▸ STATED GOAL
Quote the records beneath, complete and exact. Leave out images.

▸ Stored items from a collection
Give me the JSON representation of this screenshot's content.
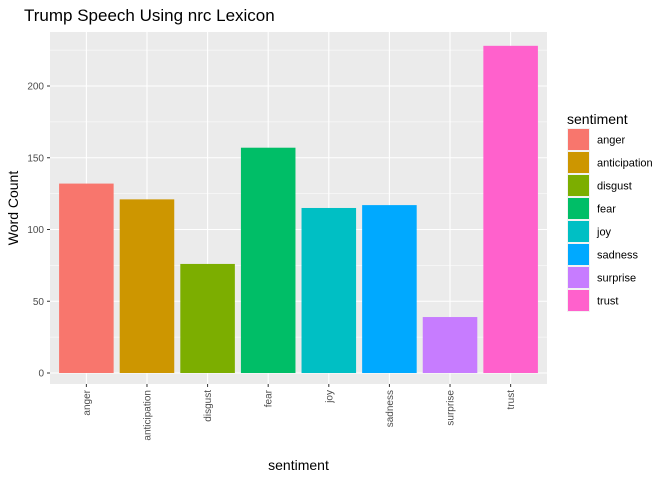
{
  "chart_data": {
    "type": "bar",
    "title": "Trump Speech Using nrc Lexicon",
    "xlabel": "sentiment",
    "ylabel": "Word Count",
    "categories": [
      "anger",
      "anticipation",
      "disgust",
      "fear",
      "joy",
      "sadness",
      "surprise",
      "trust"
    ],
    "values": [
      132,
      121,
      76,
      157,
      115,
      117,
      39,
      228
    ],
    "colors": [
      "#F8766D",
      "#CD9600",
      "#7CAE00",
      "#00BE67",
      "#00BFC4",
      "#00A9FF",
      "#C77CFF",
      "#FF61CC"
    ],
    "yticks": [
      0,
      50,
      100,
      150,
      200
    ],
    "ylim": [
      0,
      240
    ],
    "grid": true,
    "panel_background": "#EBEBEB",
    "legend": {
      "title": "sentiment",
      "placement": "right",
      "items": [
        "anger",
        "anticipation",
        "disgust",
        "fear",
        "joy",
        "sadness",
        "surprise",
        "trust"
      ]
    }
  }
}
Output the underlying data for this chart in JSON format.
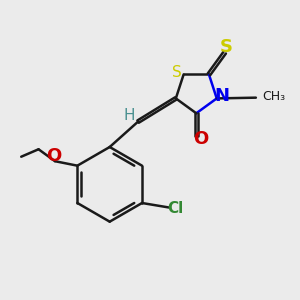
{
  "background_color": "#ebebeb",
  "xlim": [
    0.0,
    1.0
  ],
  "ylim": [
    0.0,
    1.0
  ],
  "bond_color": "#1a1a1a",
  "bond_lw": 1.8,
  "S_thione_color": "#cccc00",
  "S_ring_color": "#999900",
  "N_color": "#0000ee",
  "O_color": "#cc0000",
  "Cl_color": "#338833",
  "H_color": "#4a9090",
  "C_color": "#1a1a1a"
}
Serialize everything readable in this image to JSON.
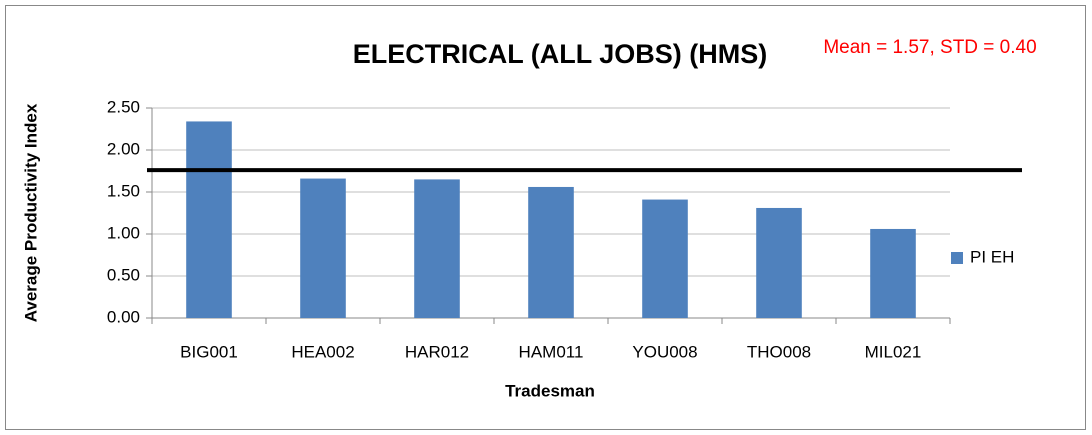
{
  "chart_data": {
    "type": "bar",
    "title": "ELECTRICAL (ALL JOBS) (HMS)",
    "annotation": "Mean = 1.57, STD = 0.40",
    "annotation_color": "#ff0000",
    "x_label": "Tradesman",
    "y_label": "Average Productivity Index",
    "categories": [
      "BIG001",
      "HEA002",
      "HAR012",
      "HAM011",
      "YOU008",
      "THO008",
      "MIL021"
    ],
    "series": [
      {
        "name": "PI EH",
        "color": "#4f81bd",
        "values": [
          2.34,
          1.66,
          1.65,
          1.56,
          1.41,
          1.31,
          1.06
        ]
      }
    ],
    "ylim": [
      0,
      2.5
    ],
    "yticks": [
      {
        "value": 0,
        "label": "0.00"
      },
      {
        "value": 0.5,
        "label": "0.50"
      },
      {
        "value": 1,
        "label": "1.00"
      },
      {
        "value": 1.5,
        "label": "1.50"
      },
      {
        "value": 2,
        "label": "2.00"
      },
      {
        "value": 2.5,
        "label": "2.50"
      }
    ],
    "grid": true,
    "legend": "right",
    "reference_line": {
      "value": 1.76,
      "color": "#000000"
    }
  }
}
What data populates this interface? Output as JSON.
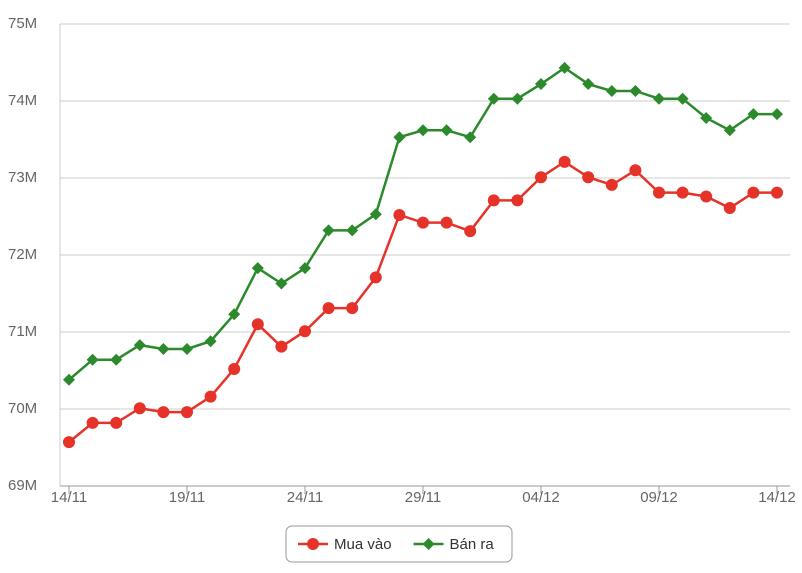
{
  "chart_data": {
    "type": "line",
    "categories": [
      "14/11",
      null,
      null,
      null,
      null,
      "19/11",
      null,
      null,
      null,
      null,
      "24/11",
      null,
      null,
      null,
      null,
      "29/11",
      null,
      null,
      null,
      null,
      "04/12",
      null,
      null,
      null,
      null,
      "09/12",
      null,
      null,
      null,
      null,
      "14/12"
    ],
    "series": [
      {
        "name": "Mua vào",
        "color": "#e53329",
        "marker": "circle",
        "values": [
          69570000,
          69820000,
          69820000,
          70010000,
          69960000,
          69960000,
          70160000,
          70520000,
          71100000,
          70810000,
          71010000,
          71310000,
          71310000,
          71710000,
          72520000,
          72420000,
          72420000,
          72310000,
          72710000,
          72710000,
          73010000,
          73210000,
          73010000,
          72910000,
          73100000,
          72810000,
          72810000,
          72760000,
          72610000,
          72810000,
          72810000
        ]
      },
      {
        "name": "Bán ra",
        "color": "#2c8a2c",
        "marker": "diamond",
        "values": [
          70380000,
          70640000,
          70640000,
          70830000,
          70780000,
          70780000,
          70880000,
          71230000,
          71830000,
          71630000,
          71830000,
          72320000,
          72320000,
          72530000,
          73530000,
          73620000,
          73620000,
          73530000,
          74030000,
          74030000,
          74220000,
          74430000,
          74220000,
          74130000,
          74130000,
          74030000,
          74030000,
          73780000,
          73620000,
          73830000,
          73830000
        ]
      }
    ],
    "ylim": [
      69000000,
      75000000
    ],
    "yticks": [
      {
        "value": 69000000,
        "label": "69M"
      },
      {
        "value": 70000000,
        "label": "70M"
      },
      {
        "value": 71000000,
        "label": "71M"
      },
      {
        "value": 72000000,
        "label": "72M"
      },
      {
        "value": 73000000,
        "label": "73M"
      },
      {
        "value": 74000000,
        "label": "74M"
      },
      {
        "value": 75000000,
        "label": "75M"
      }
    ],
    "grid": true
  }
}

▸ EXPECTED OUTPUT
Give me the JSON representation of this screenshot's content.
{
  "chart_data": {
    "type": "bar",
    "title": "Trump Speech Using nrc Lexicon",
    "xlabel": "sentiment",
    "ylabel": "Word Count",
    "categories": [
      "anger",
      "anticipation",
      "disgust",
      "fear",
      "joy",
      "sadness",
      "surprise",
      "trust"
    ],
    "values": [
      132,
      121,
      76,
      157,
      115,
      117,
      39,
      228
    ],
    "colors": [
      "#F8766D",
      "#CD9600",
      "#7CAE00",
      "#00BE67",
      "#00BFC4",
      "#00A9FF",
      "#C77CFF",
      "#FF61CC"
    ],
    "yticks": [
      0,
      50,
      100,
      150,
      200
    ],
    "ylim": [
      0,
      240
    ],
    "grid": true,
    "panel_background": "#EBEBEB",
    "legend": {
      "title": "sentiment",
      "placement": "right",
      "items": [
        "anger",
        "anticipation",
        "disgust",
        "fear",
        "joy",
        "sadness",
        "surprise",
        "trust"
      ]
    }
  }
}
Output the underlying data for this chart in JSON format.
{
  "background_color": "#ebebeb",
  "xlim": [
    0.0,
    1.0
  ],
  "ylim": [
    0.0,
    1.0
  ],
  "bond_color": "#1a1a1a",
  "bond_lw": 1.8,
  "S_thione_color": "#cccc00",
  "S_ring_color": "#999900",
  "N_color": "#0000ee",
  "O_color": "#cc0000",
  "Cl_color": "#338833",
  "H_color": "#4a9090",
  "C_color": "#1a1a1a"
}
Serialize everything readable in this image to JSON.
{
  "chart_data": {
    "type": "bar",
    "title": "ELECTRICAL (ALL JOBS) (HMS)",
    "annotation": "Mean = 1.57, STD = 0.40",
    "annotation_color": "#ff0000",
    "x_label": "Tradesman",
    "y_label": "Average Productivity Index",
    "categories": [
      "BIG001",
      "HEA002",
      "HAR012",
      "HAM011",
      "YOU008",
      "THO008",
      "MIL021"
    ],
    "series": [
      {
        "name": "PI EH",
        "color": "#4f81bd",
        "values": [
          2.34,
          1.66,
          1.65,
          1.56,
          1.41,
          1.31,
          1.06
        ]
      }
    ],
    "ylim": [
      0,
      2.5
    ],
    "yticks": [
      {
        "value": 0,
        "label": "0.00"
      },
      {
        "value": 0.5,
        "label": "0.50"
      },
      {
        "value": 1,
        "label": "1.00"
      },
      {
        "value": 1.5,
        "label": "1.50"
      },
      {
        "value": 2,
        "label": "2.00"
      },
      {
        "value": 2.5,
        "label": "2.50"
      }
    ],
    "grid": true,
    "legend": "right",
    "reference_line": {
      "value": 1.76,
      "color": "#000000"
    }
  }
}
What data populates this interface? Output as JSON.
{
  "chart_data": {
    "type": "line",
    "categories": [
      "14/11",
      null,
      null,
      null,
      null,
      "19/11",
      null,
      null,
      null,
      null,
      "24/11",
      null,
      null,
      null,
      null,
      "29/11",
      null,
      null,
      null,
      null,
      "04/12",
      null,
      null,
      null,
      null,
      "09/12",
      null,
      null,
      null,
      null,
      "14/12"
    ],
    "series": [
      {
        "name": "Mua vào",
        "color": "#e53329",
        "marker": "circle",
        "values": [
          69570000,
          69820000,
          69820000,
          70010000,
          69960000,
          69960000,
          70160000,
          70520000,
          71100000,
          70810000,
          71010000,
          71310000,
          71310000,
          71710000,
          72520000,
          72420000,
          72420000,
          72310000,
          72710000,
          72710000,
          73010000,
          73210000,
          73010000,
          72910000,
          73100000,
          72810000,
          72810000,
          72760000,
          72610000,
          72810000,
          72810000
        ]
      },
      {
        "name": "Bán ra",
        "color": "#2c8a2c",
        "marker": "diamond",
        "values": [
          70380000,
          70640000,
          70640000,
          70830000,
          70780000,
          70780000,
          70880000,
          71230000,
          71830000,
          71630000,
          71830000,
          72320000,
          72320000,
          72530000,
          73530000,
          73620000,
          73620000,
          73530000,
          74030000,
          74030000,
          74220000,
          74430000,
          74220000,
          74130000,
          74130000,
          74030000,
          74030000,
          73780000,
          73620000,
          73830000,
          73830000
        ]
      }
    ],
    "ylim": [
      69000000,
      75000000
    ],
    "yticks": [
      {
        "value": 69000000,
        "label": "69M"
      },
      {
        "value": 70000000,
        "label": "70M"
      },
      {
        "value": 71000000,
        "label": "71M"
      },
      {
        "value": 72000000,
        "label": "72M"
      },
      {
        "value": 73000000,
        "label": "73M"
      },
      {
        "value": 74000000,
        "label": "74M"
      },
      {
        "value": 75000000,
        "label": "75M"
      }
    ],
    "grid": true
  }
}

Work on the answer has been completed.